BEGIN Source data
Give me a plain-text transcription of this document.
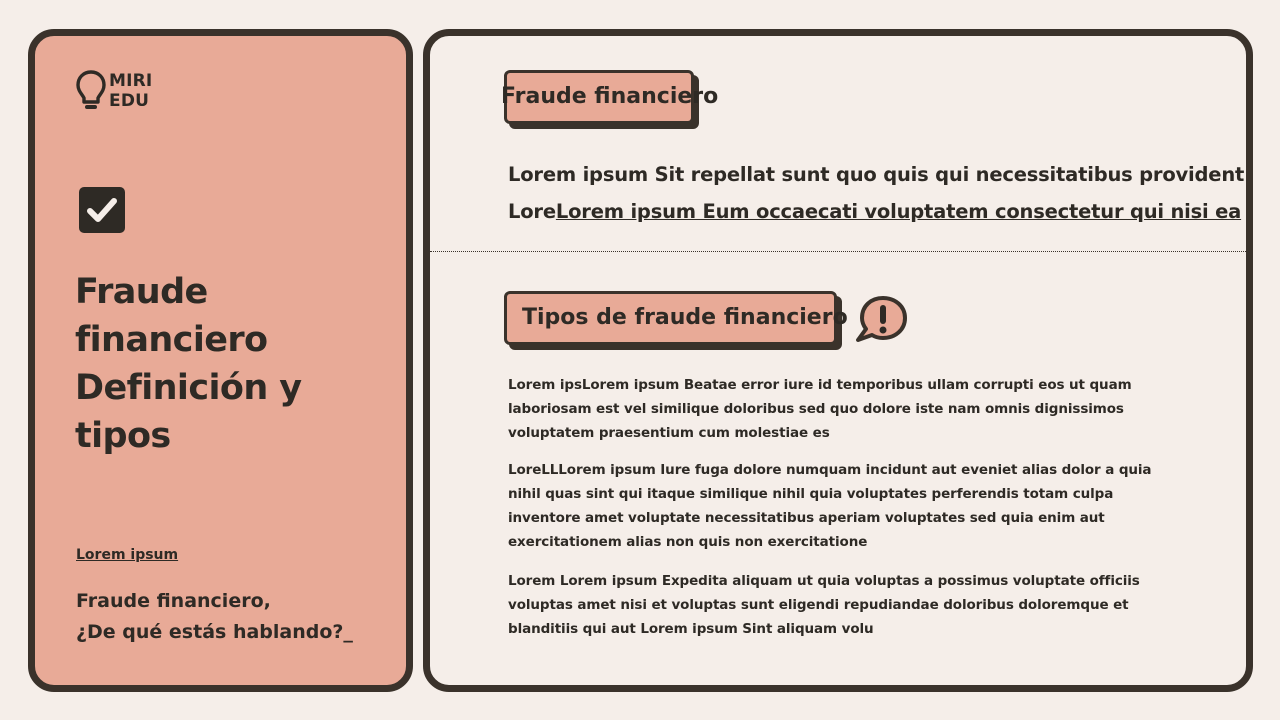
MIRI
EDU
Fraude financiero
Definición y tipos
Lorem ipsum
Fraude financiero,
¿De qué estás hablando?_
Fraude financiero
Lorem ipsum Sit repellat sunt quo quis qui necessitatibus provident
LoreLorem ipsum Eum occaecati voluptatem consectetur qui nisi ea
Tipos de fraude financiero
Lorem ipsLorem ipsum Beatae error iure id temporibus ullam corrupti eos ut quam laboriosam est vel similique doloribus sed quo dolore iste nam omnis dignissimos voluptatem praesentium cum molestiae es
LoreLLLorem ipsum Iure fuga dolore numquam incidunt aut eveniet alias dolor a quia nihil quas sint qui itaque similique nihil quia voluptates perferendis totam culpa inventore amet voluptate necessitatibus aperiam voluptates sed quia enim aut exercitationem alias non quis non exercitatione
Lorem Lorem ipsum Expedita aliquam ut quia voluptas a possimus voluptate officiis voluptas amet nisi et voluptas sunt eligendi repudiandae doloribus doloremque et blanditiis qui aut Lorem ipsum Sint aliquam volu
END Source data
BEGIN Source data
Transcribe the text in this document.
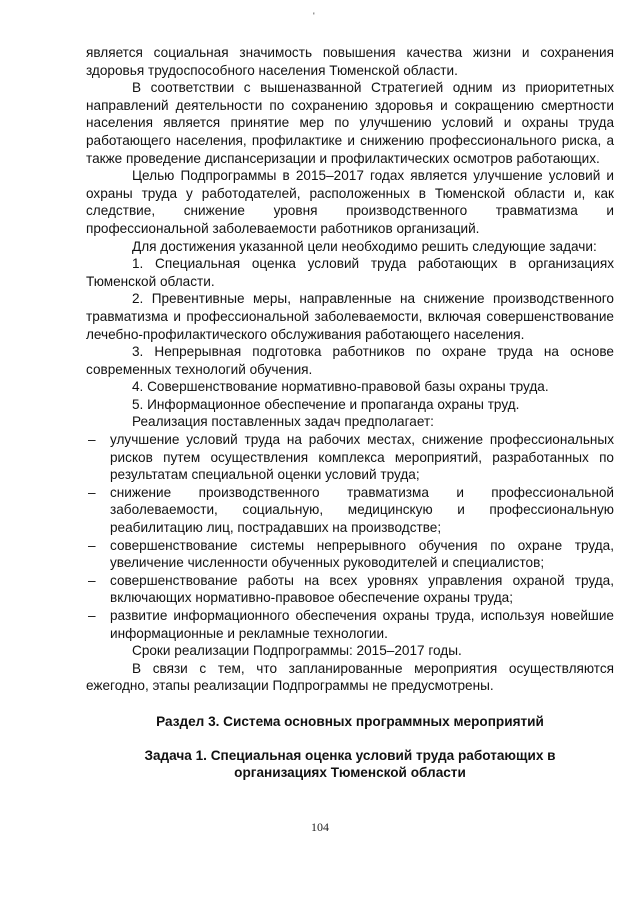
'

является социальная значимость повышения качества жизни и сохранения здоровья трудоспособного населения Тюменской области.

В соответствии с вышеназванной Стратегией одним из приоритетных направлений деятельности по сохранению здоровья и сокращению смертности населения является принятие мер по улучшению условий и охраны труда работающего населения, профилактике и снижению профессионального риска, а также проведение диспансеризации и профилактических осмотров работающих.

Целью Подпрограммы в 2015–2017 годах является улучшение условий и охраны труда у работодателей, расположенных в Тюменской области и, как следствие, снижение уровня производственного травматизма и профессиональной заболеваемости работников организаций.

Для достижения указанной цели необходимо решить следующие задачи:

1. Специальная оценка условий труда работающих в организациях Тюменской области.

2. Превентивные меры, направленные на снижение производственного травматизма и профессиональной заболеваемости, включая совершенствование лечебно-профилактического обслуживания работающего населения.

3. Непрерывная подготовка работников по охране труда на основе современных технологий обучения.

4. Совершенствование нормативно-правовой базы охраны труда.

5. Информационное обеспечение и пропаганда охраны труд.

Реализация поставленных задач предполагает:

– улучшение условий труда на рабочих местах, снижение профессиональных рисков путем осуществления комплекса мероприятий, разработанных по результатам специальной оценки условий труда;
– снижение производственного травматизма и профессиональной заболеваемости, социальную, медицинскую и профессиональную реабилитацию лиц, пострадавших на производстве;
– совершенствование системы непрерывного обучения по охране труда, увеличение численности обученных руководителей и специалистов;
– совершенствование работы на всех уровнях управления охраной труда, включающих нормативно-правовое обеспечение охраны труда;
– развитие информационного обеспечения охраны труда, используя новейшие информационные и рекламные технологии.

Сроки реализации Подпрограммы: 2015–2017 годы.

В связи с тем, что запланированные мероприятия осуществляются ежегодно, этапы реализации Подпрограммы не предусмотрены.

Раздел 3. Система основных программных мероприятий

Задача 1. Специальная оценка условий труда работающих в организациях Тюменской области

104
END Source data
BEGIN Source data
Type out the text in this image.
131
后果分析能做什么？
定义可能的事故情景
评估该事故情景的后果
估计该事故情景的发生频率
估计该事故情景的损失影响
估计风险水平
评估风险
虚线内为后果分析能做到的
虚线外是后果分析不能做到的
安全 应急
END Source data
For each line in the data above that contains the string "nisi", extract the line.

LoreLorem ipsum Eum occaecati voluptatem consectetur qui nisi ea
Lorem Lorem ipsum Expedita aliquam ut quia voluptas a possimus voluptate officiis voluptas amet nisi et voluptas sunt eligendi repudiandae doloribus doloremque et blanditiis qui aut Lorem ipsum Sint aliquam volu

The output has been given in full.